> **What you will do**
Make an exact copy of the records, with the pictures left out.

[Dataset excerpts]
[start]
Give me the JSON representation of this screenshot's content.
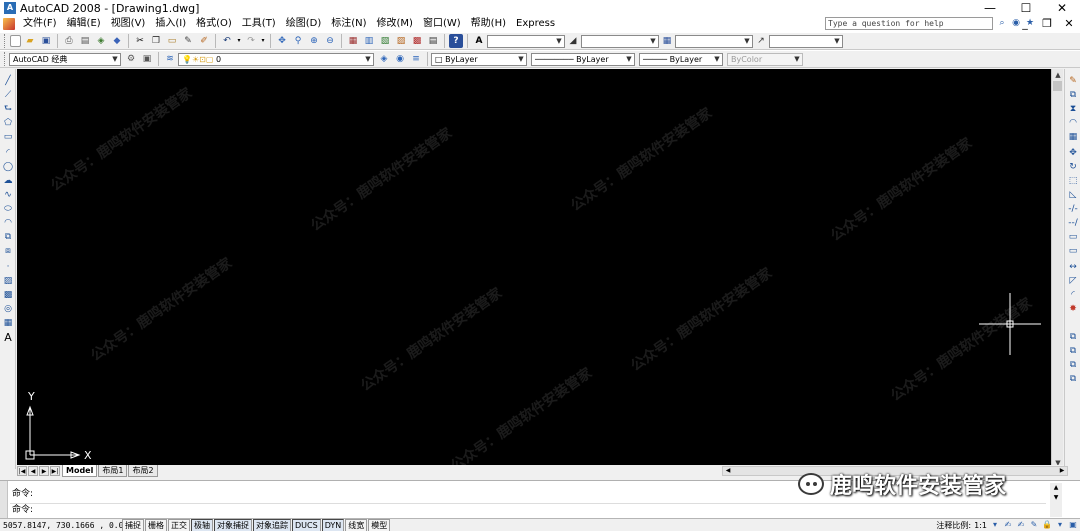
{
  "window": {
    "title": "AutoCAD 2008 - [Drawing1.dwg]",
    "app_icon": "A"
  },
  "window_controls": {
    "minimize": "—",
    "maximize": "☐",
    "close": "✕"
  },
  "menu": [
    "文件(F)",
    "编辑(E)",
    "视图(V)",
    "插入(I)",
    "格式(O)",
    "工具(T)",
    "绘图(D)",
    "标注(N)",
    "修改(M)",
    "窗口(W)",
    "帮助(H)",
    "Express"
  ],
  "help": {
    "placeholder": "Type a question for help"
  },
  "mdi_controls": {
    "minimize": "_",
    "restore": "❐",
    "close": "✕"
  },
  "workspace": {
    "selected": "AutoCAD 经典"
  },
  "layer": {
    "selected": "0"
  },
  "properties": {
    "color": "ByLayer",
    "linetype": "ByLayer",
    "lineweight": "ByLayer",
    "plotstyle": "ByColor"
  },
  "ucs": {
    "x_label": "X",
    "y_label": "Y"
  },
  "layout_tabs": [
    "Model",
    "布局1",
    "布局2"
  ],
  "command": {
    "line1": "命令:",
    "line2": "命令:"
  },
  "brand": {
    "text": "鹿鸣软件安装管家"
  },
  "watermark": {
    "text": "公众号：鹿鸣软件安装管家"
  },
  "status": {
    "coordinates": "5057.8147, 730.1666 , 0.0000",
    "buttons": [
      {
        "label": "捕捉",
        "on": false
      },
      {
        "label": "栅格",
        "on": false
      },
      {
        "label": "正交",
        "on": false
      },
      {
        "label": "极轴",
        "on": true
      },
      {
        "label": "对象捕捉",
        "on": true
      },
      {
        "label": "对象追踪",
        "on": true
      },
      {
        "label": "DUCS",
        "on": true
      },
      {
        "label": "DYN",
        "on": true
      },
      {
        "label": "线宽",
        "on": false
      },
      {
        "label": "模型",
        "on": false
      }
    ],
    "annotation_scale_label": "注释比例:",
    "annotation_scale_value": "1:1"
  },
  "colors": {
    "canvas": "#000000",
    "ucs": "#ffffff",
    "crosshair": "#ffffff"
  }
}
[end]
> **Response below**
Give me the JSON representation of this screenshot's content.
{
  "window": {
    "title": "AutoCAD 2008 - [Drawing1.dwg]",
    "app_icon": "A"
  },
  "window_controls": {
    "minimize": "—",
    "maximize": "☐",
    "close": "✕"
  },
  "menu": [
    "文件(F)",
    "编辑(E)",
    "视图(V)",
    "插入(I)",
    "格式(O)",
    "工具(T)",
    "绘图(D)",
    "标注(N)",
    "修改(M)",
    "窗口(W)",
    "帮助(H)",
    "Express"
  ],
  "help": {
    "placeholder": "Type a question for help"
  },
  "mdi_controls": {
    "minimize": "_",
    "restore": "❐",
    "close": "✕"
  },
  "workspace": {
    "selected": "AutoCAD 经典"
  },
  "layer": {
    "selected": "0"
  },
  "properties": {
    "color": "ByLayer",
    "linetype": "ByLayer",
    "lineweight": "ByLayer",
    "plotstyle": "ByColor"
  },
  "ucs": {
    "x_label": "X",
    "y_label": "Y"
  },
  "layout_tabs": [
    "Model",
    "布局1",
    "布局2"
  ],
  "command": {
    "line1": "命令:",
    "line2": "命令:"
  },
  "brand": {
    "text": "鹿鸣软件安装管家"
  },
  "watermark": {
    "text": "公众号：鹿鸣软件安装管家"
  },
  "status": {
    "coordinates": "5057.8147, 730.1666 , 0.0000",
    "buttons": [
      {
        "label": "捕捉",
        "on": false
      },
      {
        "label": "栅格",
        "on": false
      },
      {
        "label": "正交",
        "on": false
      },
      {
        "label": "极轴",
        "on": true
      },
      {
        "label": "对象捕捉",
        "on": true
      },
      {
        "label": "对象追踪",
        "on": true
      },
      {
        "label": "DUCS",
        "on": true
      },
      {
        "label": "DYN",
        "on": true
      },
      {
        "label": "线宽",
        "on": false
      },
      {
        "label": "模型",
        "on": false
      }
    ],
    "annotation_scale_label": "注释比例:",
    "annotation_scale_value": "1:1"
  },
  "colors": {
    "canvas": "#000000",
    "ucs": "#ffffff",
    "crosshair": "#ffffff"
  }
}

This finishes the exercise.